### RECORDS FOR THE EXERCISE
»»

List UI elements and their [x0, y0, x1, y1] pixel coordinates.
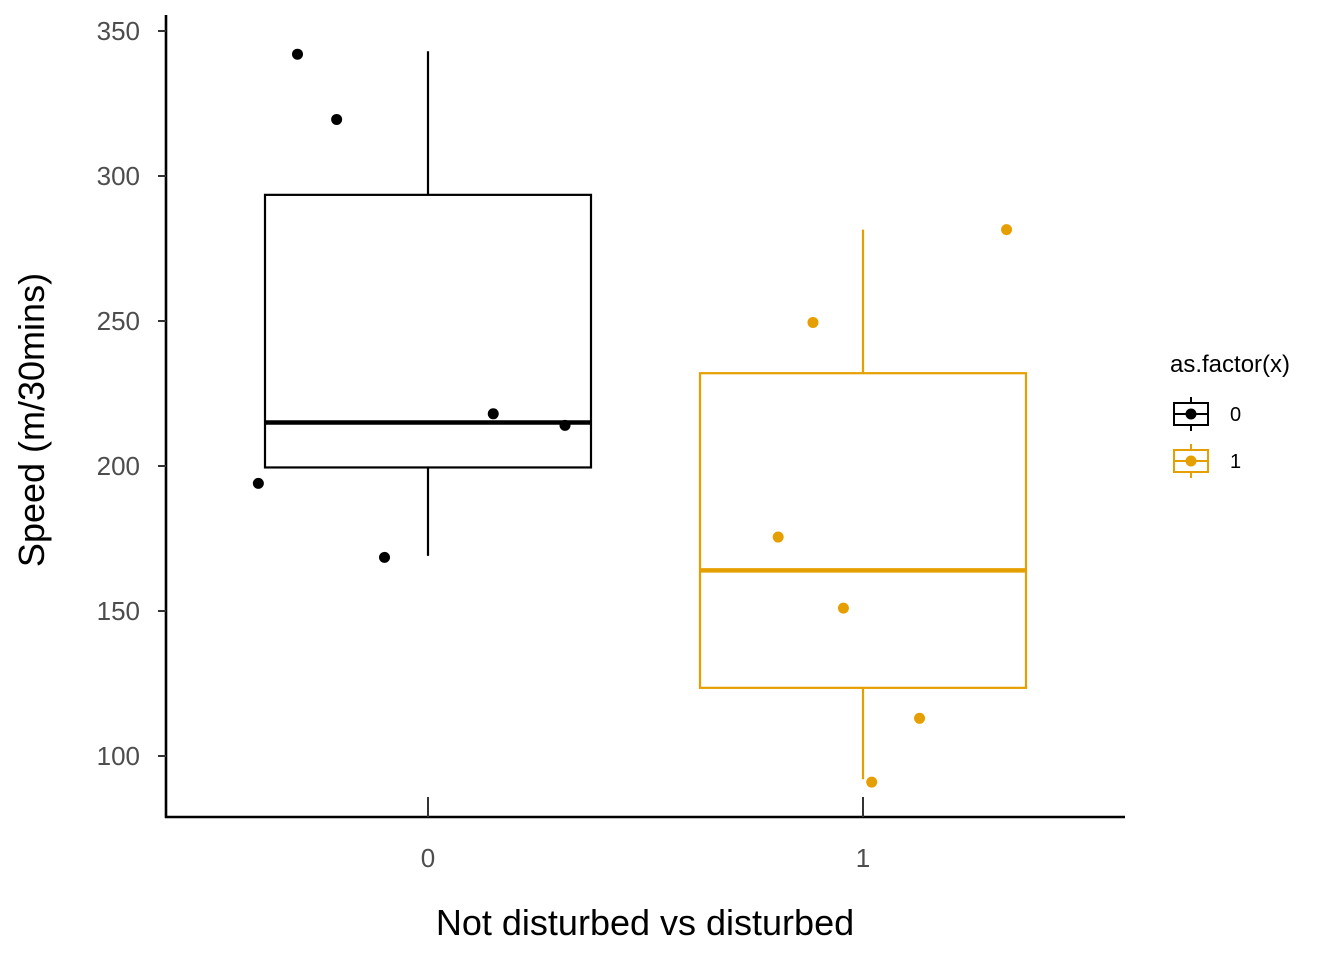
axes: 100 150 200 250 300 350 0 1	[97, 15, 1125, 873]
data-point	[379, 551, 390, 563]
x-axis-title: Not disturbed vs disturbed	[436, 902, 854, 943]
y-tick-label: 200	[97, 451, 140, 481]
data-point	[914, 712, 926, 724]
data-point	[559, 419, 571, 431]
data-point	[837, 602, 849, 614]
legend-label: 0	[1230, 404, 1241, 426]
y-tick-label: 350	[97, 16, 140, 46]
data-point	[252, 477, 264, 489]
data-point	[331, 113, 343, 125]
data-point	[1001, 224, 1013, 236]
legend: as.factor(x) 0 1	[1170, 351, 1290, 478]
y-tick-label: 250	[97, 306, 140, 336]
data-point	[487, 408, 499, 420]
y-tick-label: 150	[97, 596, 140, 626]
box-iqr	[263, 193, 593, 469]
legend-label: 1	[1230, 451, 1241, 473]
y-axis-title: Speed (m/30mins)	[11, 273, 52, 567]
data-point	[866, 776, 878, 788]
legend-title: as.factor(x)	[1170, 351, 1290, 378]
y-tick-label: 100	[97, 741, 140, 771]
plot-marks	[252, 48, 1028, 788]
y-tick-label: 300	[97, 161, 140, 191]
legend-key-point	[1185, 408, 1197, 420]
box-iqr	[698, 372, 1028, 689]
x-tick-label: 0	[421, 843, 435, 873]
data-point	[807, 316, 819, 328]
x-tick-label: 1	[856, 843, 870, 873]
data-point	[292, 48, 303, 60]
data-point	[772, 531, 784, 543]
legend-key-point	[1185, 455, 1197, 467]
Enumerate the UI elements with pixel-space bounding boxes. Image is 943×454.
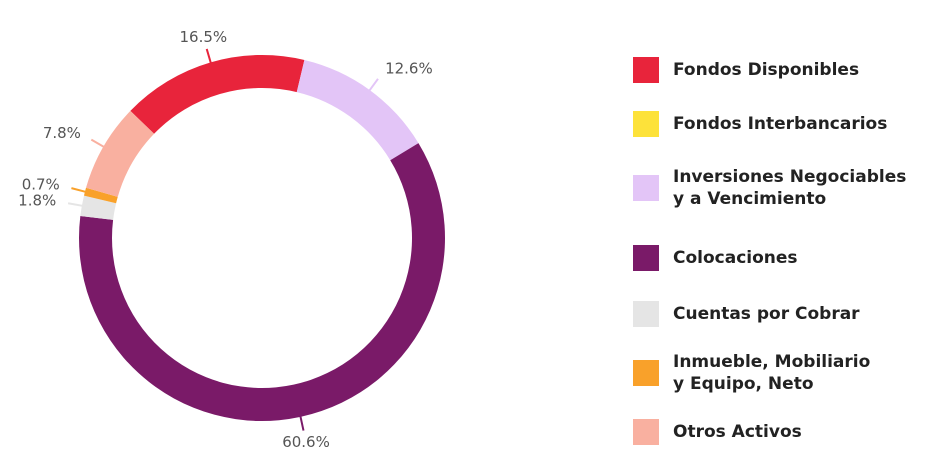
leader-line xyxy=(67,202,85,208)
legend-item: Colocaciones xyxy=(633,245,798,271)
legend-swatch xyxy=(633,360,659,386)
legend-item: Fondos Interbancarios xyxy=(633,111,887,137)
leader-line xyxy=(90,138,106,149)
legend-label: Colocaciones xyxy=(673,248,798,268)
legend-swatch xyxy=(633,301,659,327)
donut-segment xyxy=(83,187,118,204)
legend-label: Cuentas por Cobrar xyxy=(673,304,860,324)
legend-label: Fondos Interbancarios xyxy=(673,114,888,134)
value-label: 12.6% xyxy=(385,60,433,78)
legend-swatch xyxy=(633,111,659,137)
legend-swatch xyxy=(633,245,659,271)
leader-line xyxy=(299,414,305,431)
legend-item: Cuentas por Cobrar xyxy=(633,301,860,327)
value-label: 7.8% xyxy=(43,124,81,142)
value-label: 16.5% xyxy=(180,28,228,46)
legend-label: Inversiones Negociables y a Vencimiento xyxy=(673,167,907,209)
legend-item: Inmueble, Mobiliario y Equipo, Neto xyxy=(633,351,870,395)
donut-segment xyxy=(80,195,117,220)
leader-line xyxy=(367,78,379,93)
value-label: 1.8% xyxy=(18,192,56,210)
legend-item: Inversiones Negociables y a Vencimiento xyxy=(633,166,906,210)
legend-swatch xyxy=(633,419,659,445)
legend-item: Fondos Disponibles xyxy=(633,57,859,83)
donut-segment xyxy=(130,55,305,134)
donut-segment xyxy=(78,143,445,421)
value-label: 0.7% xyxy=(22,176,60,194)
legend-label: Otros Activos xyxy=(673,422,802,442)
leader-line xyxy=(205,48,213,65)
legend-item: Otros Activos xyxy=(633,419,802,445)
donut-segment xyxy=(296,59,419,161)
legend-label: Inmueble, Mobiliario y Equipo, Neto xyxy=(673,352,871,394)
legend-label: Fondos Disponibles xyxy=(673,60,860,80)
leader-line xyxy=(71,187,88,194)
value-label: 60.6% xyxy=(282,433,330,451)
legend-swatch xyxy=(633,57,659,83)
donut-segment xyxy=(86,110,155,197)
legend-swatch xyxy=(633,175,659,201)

««

### GIVEN PROBLEM
Revise the part of the items that opens with the line containing "axes: 100 150" and closes with the line containing "351, 1290, 378]". Write out only those lines, with "box-iqr" replaced by "iqr-box" and everything else unchanged.

### WORKED SOLUTION
axes: 100 150 200 250 300 350 0 1	[97, 15, 1125, 873]
data-point	[379, 551, 390, 563]
x-axis-title: Not disturbed vs disturbed	[436, 902, 854, 943]
y-tick-label: 200	[97, 451, 140, 481]
data-point	[914, 712, 926, 724]
data-point	[559, 419, 571, 431]
data-point	[837, 602, 849, 614]
legend-label: 0	[1230, 404, 1241, 426]
y-tick-label: 350	[97, 16, 140, 46]
data-point	[252, 477, 264, 489]
data-point	[331, 113, 343, 125]
data-point	[1001, 224, 1013, 236]
legend: as.factor(x) 0 1	[1170, 351, 1290, 478]
y-tick-label: 250	[97, 306, 140, 336]
data-point	[487, 408, 499, 420]
y-tick-label: 150	[97, 596, 140, 626]
iqr-box	[263, 193, 593, 469]
legend-label: 1	[1230, 451, 1241, 473]
y-axis-title: Speed (m/30mins)	[11, 273, 52, 567]
data-point	[866, 776, 878, 788]
legend-title: as.factor(x)	[1170, 351, 1290, 378]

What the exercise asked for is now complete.